> _What you will do_
Resume the passage about Wa Na Wari, the house in Seattle's Central Area devoted to Black art and community, picking up right after its final sentence.

> _Text segment_
○ ○ ○ ○ ○ ○ ○
And that’s also about zoning, the kind of land use laws that primed the Central Area for development. Over the last few years, Wa Na Wari has worked with the city to make it easier for projects like Wa Na Wari to get approved in single-family zones. “We are using the same policy that harmed us as a tool for liberation,” Johnson said. 

Public benefit 

Once you notice the artful letters on the front stairs — a poem by Langston Hughes — and the rocking chair on the porch, you feel it: This isn’t an ordinary house. Every corner celebrates Black art and community. It’s in the art quilts hanging from the ceiling in the living room. The Kwanzaa light installation in the backyard. The tap dance performance on the front lawn. 

In the span of a few weeks, visitors can attend, for example, a networking event for mental health specialists of color, eat a free “Love Offering” meal — perhaps corned beef or grilled salmon — prepared by local Black and Indigenous chefs, watch a movie, pick up art supplies or take part in an organizing workshop for Black homeowners. Throughout the house, you can see solemn sculptures, exuberant Afrofuturistic collages and installations by local, up-and-coming artists alongside big national and international names — all freely accessible (grants and donations are Wa Na Wari’s main income streams). Or perhaps you’d prefer a laid-back artist talk or art history lecture and wine tasting?
○ ○ ○ ○ ○ ○ ○
> _Records_
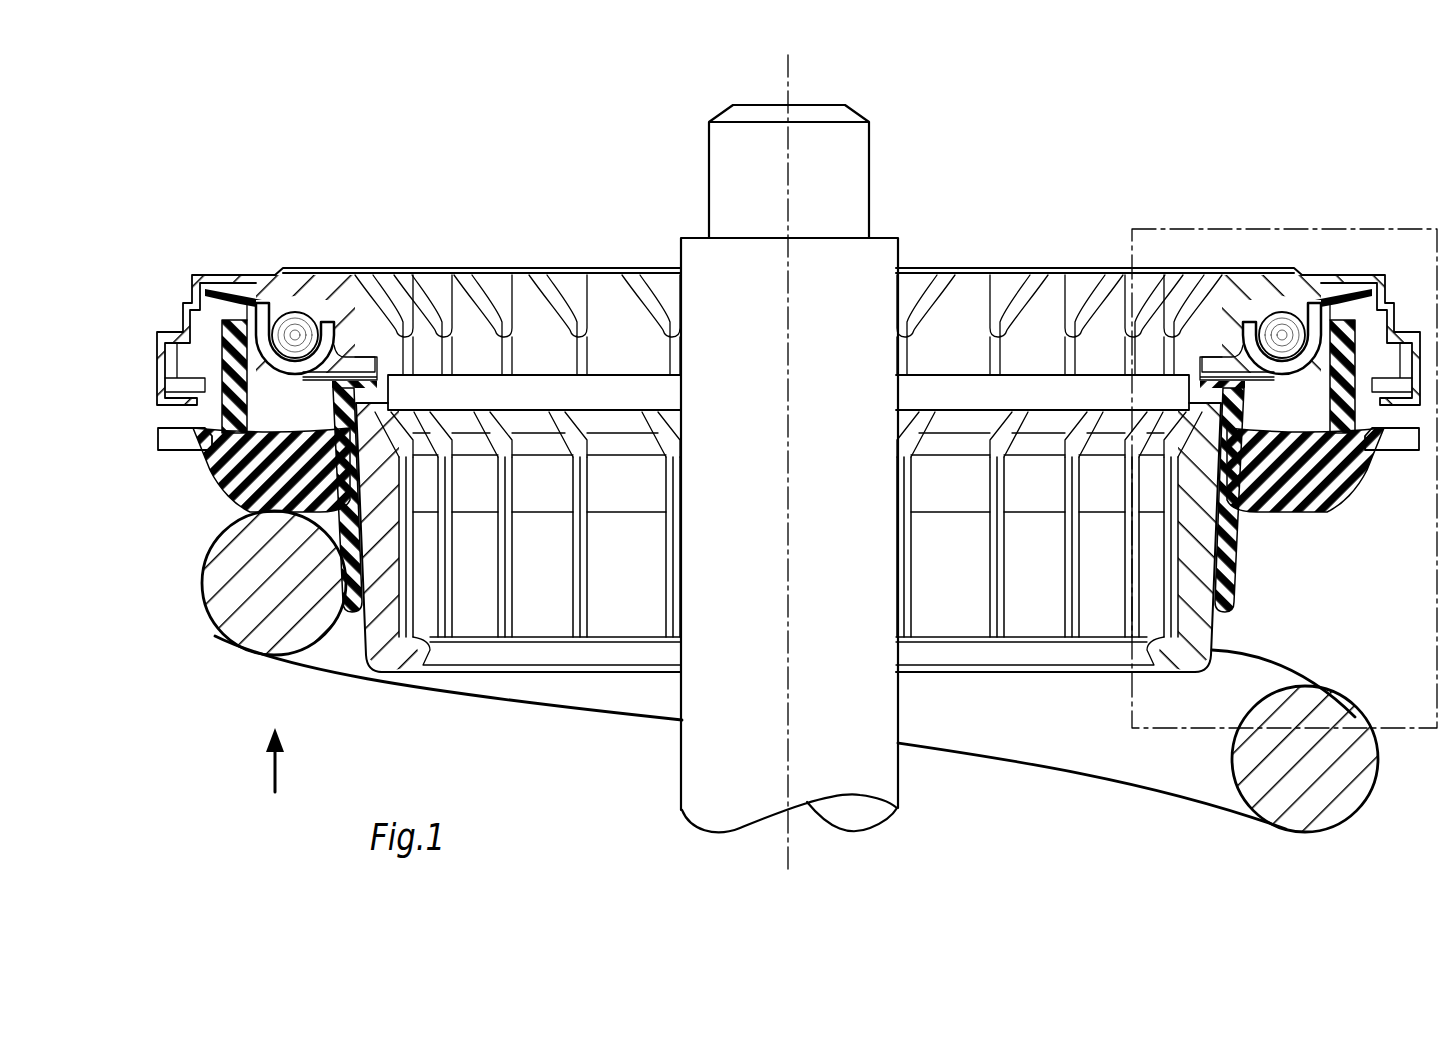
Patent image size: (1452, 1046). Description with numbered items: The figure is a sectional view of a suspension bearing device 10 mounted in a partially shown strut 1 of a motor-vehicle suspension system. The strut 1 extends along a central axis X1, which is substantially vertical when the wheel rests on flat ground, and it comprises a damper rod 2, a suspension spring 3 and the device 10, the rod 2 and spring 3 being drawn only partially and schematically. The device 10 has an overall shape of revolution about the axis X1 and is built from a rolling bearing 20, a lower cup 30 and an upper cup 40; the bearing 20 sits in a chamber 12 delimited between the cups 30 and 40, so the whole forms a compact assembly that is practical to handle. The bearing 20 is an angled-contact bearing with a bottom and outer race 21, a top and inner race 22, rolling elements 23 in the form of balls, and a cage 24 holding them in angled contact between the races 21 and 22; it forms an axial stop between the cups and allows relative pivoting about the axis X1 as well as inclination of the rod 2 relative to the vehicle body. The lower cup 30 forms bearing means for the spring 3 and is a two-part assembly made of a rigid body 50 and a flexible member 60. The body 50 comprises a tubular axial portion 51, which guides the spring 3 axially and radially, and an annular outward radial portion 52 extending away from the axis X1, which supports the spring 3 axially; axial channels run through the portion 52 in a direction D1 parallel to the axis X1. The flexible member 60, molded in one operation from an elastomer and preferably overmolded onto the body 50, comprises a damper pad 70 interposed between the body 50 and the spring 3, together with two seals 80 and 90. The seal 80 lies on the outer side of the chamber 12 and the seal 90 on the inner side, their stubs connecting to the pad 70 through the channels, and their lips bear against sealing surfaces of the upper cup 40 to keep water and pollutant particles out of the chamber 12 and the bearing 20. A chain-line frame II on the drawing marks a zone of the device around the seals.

The strut 1 is at (1300, 211).
The damper rod 2 is at (706, 779).
The suspension spring 3 is at (232, 622).
The suspension bearing device 10 is at (165, 248).
The chamber 12 is at (252, 293).
The rolling bearing 20 is at (324, 212).
The bottom and outer race 21 is at (268, 303).
The top and inner race 22 is at (352, 318).
The rolling elements 23 is at (297, 322).
The cage 24 is at (310, 323).
The lower cup 30 is at (200, 488).
The upper cup 40 is at (367, 316).
The body 50 is at (148, 416).
The tubular axial portion 51 is at (372, 638).
The annular outward radial portion 52 is at (166, 439).
The flexible member 60 is at (1365, 508).
The damper pad 70 is at (1312, 502).
The seal 80 is at (1344, 290).
The seal 90 is at (1228, 362).
The detail view area II is at (1130, 229).
The central axis X1 is at (801, 461).
The direction D1 is at (258, 760).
○ ○ ○ ○ ○ ○ ○
> _The response_
Artists have long fought gentrification and displacement through protest and art. And while there are similar projects that use art to save homes and buildings in Detroit, Houston, Chicago and other cities, Wa Na Wari’s model of involving the family in a nonprofit to hold onto its property is relatively unique. 

But it may not be for much longer: Already, other Black families have approached Inye Wokoma to ask: How did you save your family house? 

Not everyone’s situation is similar, but “this is a model that could be scaled up,” Johnson said. Not everyone will turn their house into a gallery — some will do it through a bookstore or a studio space or artist residences. “If there’s some type of public benefit that you can attach to your home, then you can access public dollars — that might be the thing that helps your family keep your home.” 

Already, Richter said, people are trying to start similar projects in Seattle, including one in Rainier Beach. But, Richter noted, while their creativity should be celebrated, it doesn’t quite make up for the lasting legacy of Seattle’s history of segregation or solve the continuing discrimination Black homebuyers face today.  

Still, it’s just one more example of “making a way out of no way.” And that’s not just a Green family thing: “Black families were able to persevere and use their ingenuity and creativity to create something that was sustainable,” Ibiere Seck said, sitting near her siblings as the afternoon sky turned dark. 

“You know, I think of it as something being much bigger than what we’re doing,” she added. “We’re starting here. And hopefully, our children and our grandchildren and other families will see that, they can do something similar, and they’re going to build on what we built upon.”

Timeline of Wa Na Wari house

1940s: During the Great Migration, Goldyne and Frank Green move to Seattle from Arkansas. Due to restrictive covenants and lending practices that limited how and where African Americans could buy property, they settle in the Central District.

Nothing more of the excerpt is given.